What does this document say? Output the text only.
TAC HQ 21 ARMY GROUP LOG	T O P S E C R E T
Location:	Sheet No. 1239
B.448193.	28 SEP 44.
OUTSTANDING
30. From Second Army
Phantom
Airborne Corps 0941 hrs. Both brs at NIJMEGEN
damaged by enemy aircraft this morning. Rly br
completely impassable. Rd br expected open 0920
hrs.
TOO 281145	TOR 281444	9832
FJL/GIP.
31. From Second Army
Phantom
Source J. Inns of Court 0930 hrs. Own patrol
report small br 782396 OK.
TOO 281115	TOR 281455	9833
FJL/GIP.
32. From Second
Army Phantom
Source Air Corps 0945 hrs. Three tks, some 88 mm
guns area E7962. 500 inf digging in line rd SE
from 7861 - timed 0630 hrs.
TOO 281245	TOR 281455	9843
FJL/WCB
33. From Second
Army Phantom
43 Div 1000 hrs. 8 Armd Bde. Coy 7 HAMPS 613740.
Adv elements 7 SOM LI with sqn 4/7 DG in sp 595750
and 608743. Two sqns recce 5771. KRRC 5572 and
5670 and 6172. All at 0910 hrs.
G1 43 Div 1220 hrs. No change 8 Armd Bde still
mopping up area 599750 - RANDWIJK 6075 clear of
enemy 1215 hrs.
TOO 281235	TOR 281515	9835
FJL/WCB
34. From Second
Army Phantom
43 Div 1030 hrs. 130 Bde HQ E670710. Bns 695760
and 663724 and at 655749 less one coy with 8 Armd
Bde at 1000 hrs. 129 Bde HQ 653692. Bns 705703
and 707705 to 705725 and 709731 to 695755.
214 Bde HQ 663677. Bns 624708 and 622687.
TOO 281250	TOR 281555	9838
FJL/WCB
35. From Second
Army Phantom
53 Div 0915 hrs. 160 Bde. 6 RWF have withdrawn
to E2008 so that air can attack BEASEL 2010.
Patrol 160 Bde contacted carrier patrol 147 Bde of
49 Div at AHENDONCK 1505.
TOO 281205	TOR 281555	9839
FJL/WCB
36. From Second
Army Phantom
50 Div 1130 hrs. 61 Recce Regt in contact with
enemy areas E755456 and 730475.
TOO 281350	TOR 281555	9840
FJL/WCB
------------------------------------------------
▶ INSTRUCTIONS FOR THE TASK
From the listing above, extract all records word for word.

▶ RESULT
What does this document say? Output the text only.
TAC HQ 21 ARMY GROUP LOG	T O P S E C R E T
Location:	Sheet No. 1239
B.448193.	28 SEP 44.
OUTSTANDING
30. From Second Army
Phantom
Airborne Corps 0941 hrs. Both brs at NIJMEGEN
damaged by enemy aircraft this morning. Rly br
completely impassable. Rd br expected open 0920
hrs.
TOO 281145	TOR 281444	9832
FJL/GIP.
31. From Second Army
Phantom
Source J. Inns of Court 0930 hrs. Own patrol
report small br 782396 OK.
TOO 281115	TOR 281455	9833
FJL/GIP.
32. From Second
Army Phantom
Source Air Corps 0945 hrs. Three tks, some 88 mm
guns area E7962. 500 inf digging in line rd SE
from 7861 - timed 0630 hrs.
TOO 281245	TOR 281455	9843
FJL/WCB
33. From Second
Army Phantom
43 Div 1000 hrs. 8 Armd Bde. Coy 7 HAMPS 613740.
Adv elements 7 SOM LI with sqn 4/7 DG in sp 595750
and 608743. Two sqns recce 5771. KRRC 5572 and
5670 and 6172. All at 0910 hrs.
G1 43 Div 1220 hrs. No change 8 Armd Bde still
mopping up area 599750 - RANDWIJK 6075 clear of
enemy 1215 hrs.
TOO 281235	TOR 281515	9835
FJL/WCB
34. From Second
Army Phantom
43 Div 1030 hrs. 130 Bde HQ E670710. Bns 695760
and 663724 and at 655749 less one coy with 8 Armd
Bde at 1000 hrs. 129 Bde HQ 653692. Bns 705703
and 707705 to 705725 and 709731 to 695755.
214 Bde HQ 663677. Bns 624708 and 622687.
TOO 281250	TOR 281555	9838
FJL/WCB
35. From Second
Army Phantom
53 Div 0915 hrs. 160 Bde. 6 RWF have withdrawn
to E2008 so that air can attack BEASEL 2010.
Patrol 160 Bde contacted carrier patrol 147 Bde of
49 Div at AHENDONCK 1505.
TOO 281205	TOR 281555	9839
FJL/WCB
36. From Second
Army Phantom
50 Div 1130 hrs. 61 Recce Regt in contact with
enemy areas E755456 and 730475.
TOO 281350	TOR 281555	9840
FJL/WCB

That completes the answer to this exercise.